In your copy, include every line of the listing below exactly but none of the pictures.
--------------------
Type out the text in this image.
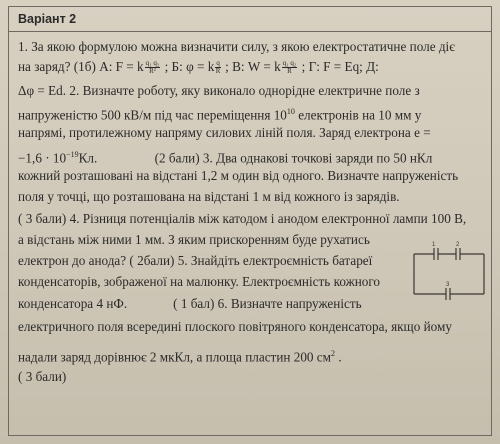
Варіант 2
1. За якою формулою можна визначити силу, з якою електростатичне поле діє
на заряд? (1б) А: F = k $\frac{\text{q₁ q₂}}{\text{R²}}$ ; Б: φ = k $\frac{q}{R}$ ; В: W = k $\frac{\text{q₁ q₂}}{R}$ ; Г: F = Eq; Д:
Δφ = Ed. 2. Визначте роботу, яку виконало однорідне електричне поле з
напруженістю 500 кВ/м під час переміщення $10^{10}$ електронів на 10 мм у
напрямі, протилежному напряму силових ліній поля. Заряд електрона e =
$-1,6 \cdot 10^{-19}Кл$.	(2 бали) 3. Два однакові точкові заряди по 50 нКл
кожний розташовані на відстані 1,2 м один від одного. Визначте напруженість
поля у точці, що розташована на відстані 1 м від кожного із зарядів.
( 3 бали) 4. Різниця потенціалів між катодом і анодом електронної лампи 100 В,
а відстань між ними 1 мм. З яким прискоренням буде рухатись
електрон до анода? ( 2бали) 5. Знайдіть електроємність батареї
конденсаторів, зображеної на малюнку. Електроємність кожного
конденсатора 4 нФ.	( 1 бал) 6. Визначте напруженість
електричного поля всередині плоского повітряного конденсатора, якщо йому
надали заряд дорівнює 2 мкКл, а площа пластин 200 $см^2$ .
( 3 бали)
1	2
3
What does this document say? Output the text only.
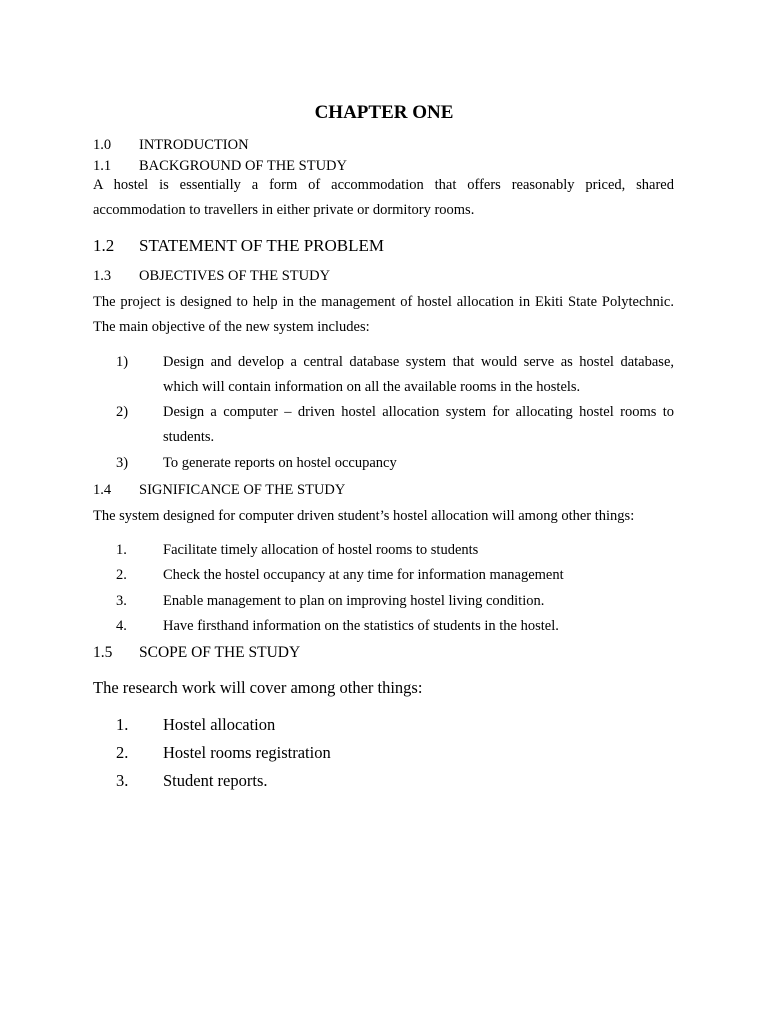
CHAPTER ONE
1.0 INTRODUCTION
1.1 BACKGROUND OF THE STUDY
A hostel is essentially a form of accommodation that offers reasonably priced, shared accommodation to travellers in either private or dormitory rooms.
1.2 STATEMENT OF THE PROBLEM
1.3 OBJECTIVES OF THE STUDY
The project is designed to help in the management of hostel allocation in Ekiti State Polytechnic. The main objective of the new system includes:
1) Design and develop a central database system that would serve as hostel database, which will contain information on all the available rooms in the hostels.
2) Design a computer – driven hostel allocation system for allocating hostel rooms to students.
3) To generate reports on hostel occupancy
1.4 SIGNIFICANCE OF THE STUDY
The system designed for computer driven student’s hostel allocation will among other things:
1. Facilitate timely allocation of hostel rooms to students
2. Check the hostel occupancy at any time for information management
3. Enable management to plan on improving hostel living condition.
4. Have firsthand information on the statistics of students in the hostel.
1.5 SCOPE OF THE STUDY
The research work will cover among other things:
1. Hostel allocation
2. Hostel rooms registration
3. Student reports.
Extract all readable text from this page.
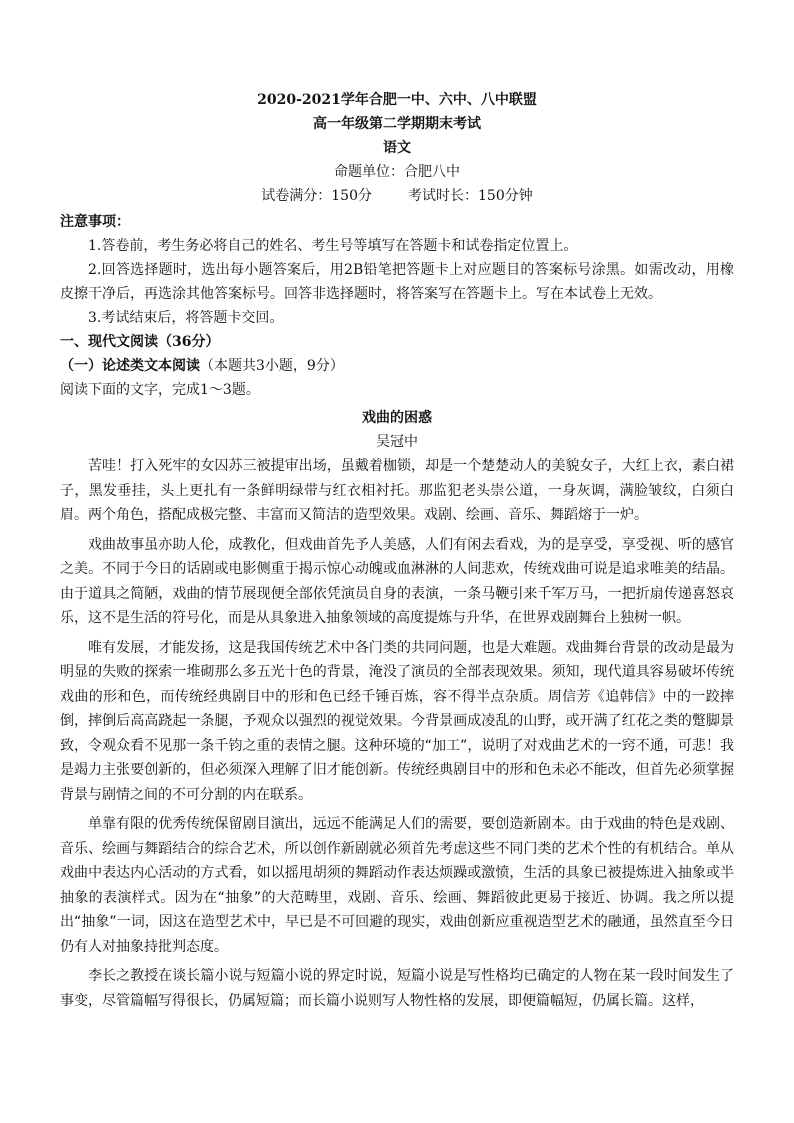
2020-2021学年合肥一中、六中、八中联盟
高一年级第二学期期末考试
语文
命题单位：合肥八中
试卷满分：150分	考试时长：150分钟
注意事项：
1.答卷前，考生务必将自己的姓名、考生号等填写在答题卡和试卷指定位置上。
2.回答选择题时，选出每小题答案后，用2B铅笔把答题卡上对应题目的答案标号涂黑。如需改动，用橡皮擦干净后，再选涂其他答案标号。回答非选择题时，将答案写在答题卡上。写在本试卷上无效。
3.考试结束后，将答题卡交回。
一、现代文阅读（36分）
（一）论述类文本阅读（本题共3小题，9分）
阅读下面的文字，完成1～3题。
戏曲的困惑
吴冠中

苦哇！打入死牢的女囚苏三被提审出场，虽戴着枷锁，却是一个楚楚动人的美貌女子，大红上衣，素白裙子，黑发垂挂，头上更扎有一条鲜明绿带与红衣相衬托。那监犯老头崇公道，一身灰调，满脸皱纹，白须白眉。两个角色，搭配成极完整、丰富而又简洁的造型效果。戏剧、绘画、音乐、舞蹈熔于一炉。

戏曲故事虽亦助人伦，成教化，但戏曲首先予人美感，人们有闲去看戏，为的是享受，享受视、听的感官之美。不同于今日的话剧或电影侧重于揭示惊心动魄或血淋淋的人间悲欢，传统戏曲可说是追求唯美的结晶。由于道具之简陋，戏曲的情节展现便全部依凭演员自身的表演，一条马鞭引来千军万马，一把折扇传递喜怒哀乐，这不是生活的符号化，而是从具象进入抽象领域的高度提炼与升华，在世界戏剧舞台上独树一帜。

唯有发展，才能发扬，这是我国传统艺术中各门类的共同问题，也是大难题。戏曲舞台背景的改动是最为明显的失败的探索一堆砌那么多五光十色的背景，淹没了演员的全部表现效果。须知，现代道具容易破坏传统戏曲的形和色，而传统经典剧目中的形和色已经千锤百炼，容不得半点杂质。周信芳《追韩信》中的一跤摔倒，摔倒后高高跷起一条腿，予观众以强烈的视觉效果。今背景画成凌乱的山野，或开满了红花之类的蹩脚景致，令观众看不见那一条千钧之重的表情之腿。这种环境的“加工”，说明了对戏曲艺术的一窍不通，可悲！我是竭力主张要创新的，但必须深入理解了旧才能创新。传统经典剧目中的形和色未必不能改，但首先必须掌握背景与剧情之间的不可分割的内在联系。

单靠有限的优秀传统保留剧目演出，远远不能满足人们的需要，要创造新剧本。由于戏曲的特色是戏剧、音乐、绘画与舞蹈结合的综合艺术，所以创作新剧就必须首先考虑这些不同门类的艺术个性的有机结合。单从戏曲中表达内心活动的方式看，如以摇甩胡须的舞蹈动作表达烦躁或激愤，生活的具象已被提炼进入抽象或半抽象的表演样式。因为在“抽象”的大范畴里，戏剧、音乐、绘画、舞蹈彼此更易于接近、协调。我之所以提出“抽象”一词，因这在造型艺术中，早已是不可回避的现实，戏曲创新应重视造型艺术的融通，虽然直至今日仍有人对抽象持批判态度。

李长之教授在谈长篇小说与短篇小说的界定时说，短篇小说是写性格均已确定的人物在某一段时间发生了事变，尽管篇幅写得很长，仍属短篇；而长篇小说则写人物性格的发展，即便篇幅短，仍属长篇。这样，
--------------------
• [Written reply]:
Type out the text in this image.
Варіант 2
1. За якою формулою можна визначити силу, з якою електростатичне поле діє
на заряд? (1б) А: F = k $\frac{\text{q₁ q₂}}{\text{R²}}$ ; Б: φ = k $\frac{q}{R}$ ; В: W = k $\frac{\text{q₁ q₂}}{R}$ ; Г: F = Eq; Д:
Δφ = Ed. 2. Визначте роботу, яку виконало однорідне електричне поле з
напруженістю 500 кВ/м під час переміщення $10^{10}$ електронів на 10 мм у
напрямі, протилежному напряму силових ліній поля. Заряд електрона e =
$-1,6 \cdot 10^{-19}Кл$.	(2 бали) 3. Два однакові точкові заряди по 50 нКл
кожний розташовані на відстані 1,2 м один від одного. Визначте напруженість
поля у точці, що розташована на відстані 1 м від кожного із зарядів.
( 3 бали) 4. Різниця потенціалів між катодом і анодом електронної лампи 100 В,
а відстань між ними 1 мм. З яким прискоренням буде рухатись
електрон до анода? ( 2бали) 5. Знайдіть електроємність батареї
конденсаторів, зображеної на малюнку. Електроємність кожного
конденсатора 4 нФ.	( 1 бал) 6. Визначте напруженість
електричного поля всередині плоского повітряного конденсатора, якщо йому
надали заряд дорівнює 2 мкКл, а площа пластин 200 $см^2$ .
( 3 бали)
1	2
3
What does this document say? Output the text only.
CHAPTER ONE
1.0 INTRODUCTION
1.1 BACKGROUND OF THE STUDY
A hostel is essentially a form of accommodation that offers reasonably priced, shared accommodation to travellers in either private or dormitory rooms.
1.2 STATEMENT OF THE PROBLEM
1.3 OBJECTIVES OF THE STUDY
The project is designed to help in the management of hostel allocation in Ekiti State Polytechnic. The main objective of the new system includes:
1) Design and develop a central database system that would serve as hostel database, which will contain information on all the available rooms in the hostels.
2) Design a computer – driven hostel allocation system for allocating hostel rooms to students.
3) To generate reports on hostel occupancy
1.4 SIGNIFICANCE OF THE STUDY
The system designed for computer driven student’s hostel allocation will among other things:
1. Facilitate timely allocation of hostel rooms to students
2. Check the hostel occupancy at any time for information management
3. Enable management to plan on improving hostel living condition.
4. Have firsthand information on the statistics of students in the hostel.
1.5 SCOPE OF THE STUDY
The research work will cover among other things:
1. Hostel allocation
2. Hostel rooms registration
3. Student reports.
Extract all readable text from this page.
2020-2021学年合肥一中、六中、八中联盟
高一年级第二学期期末考试
语文
命题单位：合肥八中
试卷满分：150分	考试时长：150分钟
注意事项：
1.答卷前，考生务必将自己的姓名、考生号等填写在答题卡和试卷指定位置上。
2.回答选择题时，选出每小题答案后，用2B铅笔把答题卡上对应题目的答案标号涂黑。如需改动，用橡皮擦干净后，再选涂其他答案标号。回答非选择题时，将答案写在答题卡上。写在本试卷上无效。
3.考试结束后，将答题卡交回。
一、现代文阅读（36分）
（一）论述类文本阅读（本题共3小题，9分）
阅读下面的文字，完成1～3题。
戏曲的困惑
吴冠中

苦哇！打入死牢的女囚苏三被提审出场，虽戴着枷锁，却是一个楚楚动人的美貌女子，大红上衣，素白裙子，黑发垂挂，头上更扎有一条鲜明绿带与红衣相衬托。那监犯老头崇公道，一身灰调，满脸皱纹，白须白眉。两个角色，搭配成极完整、丰富而又简洁的造型效果。戏剧、绘画、音乐、舞蹈熔于一炉。

戏曲故事虽亦助人伦，成教化，但戏曲首先予人美感，人们有闲去看戏，为的是享受，享受视、听的感官之美。不同于今日的话剧或电影侧重于揭示惊心动魄或血淋淋的人间悲欢，传统戏曲可说是追求唯美的结晶。由于道具之简陋，戏曲的情节展现便全部依凭演员自身的表演，一条马鞭引来千军万马，一把折扇传递喜怒哀乐，这不是生活的符号化，而是从具象进入抽象领域的高度提炼与升华，在世界戏剧舞台上独树一帜。

唯有发展，才能发扬，这是我国传统艺术中各门类的共同问题，也是大难题。戏曲舞台背景的改动是最为明显的失败的探索一堆砌那么多五光十色的背景，淹没了演员的全部表现效果。须知，现代道具容易破坏传统戏曲的形和色，而传统经典剧目中的形和色已经千锤百炼，容不得半点杂质。周信芳《追韩信》中的一跤摔倒，摔倒后高高跷起一条腿，予观众以强烈的视觉效果。今背景画成凌乱的山野，或开满了红花之类的蹩脚景致，令观众看不见那一条千钧之重的表情之腿。这种环境的“加工”，说明了对戏曲艺术的一窍不通，可悲！我是竭力主张要创新的，但必须深入理解了旧才能创新。传统经典剧目中的形和色未必不能改，但首先必须掌握背景与剧情之间的不可分割的内在联系。

单靠有限的优秀传统保留剧目演出，远远不能满足人们的需要，要创造新剧本。由于戏曲的特色是戏剧、音乐、绘画与舞蹈结合的综合艺术，所以创作新剧就必须首先考虑这些不同门类的艺术个性的有机结合。单从戏曲中表达内心活动的方式看，如以摇甩胡须的舞蹈动作表达烦躁或激愤，生活的具象已被提炼进入抽象或半抽象的表演样式。因为在“抽象”的大范畴里，戏剧、音乐、绘画、舞蹈彼此更易于接近、协调。我之所以提出“抽象”一词，因这在造型艺术中，早已是不可回避的现实，戏曲创新应重视造型艺术的融通，虽然直至今日仍有人对抽象持批判态度。

李长之教授在谈长篇小说与短篇小说的界定时说，短篇小说是写性格均已确定的人物在某一段时间发生了事变，尽管篇幅写得很长，仍属短篇；而长篇小说则写人物性格的发展，即便篇幅短，仍属长篇。这样，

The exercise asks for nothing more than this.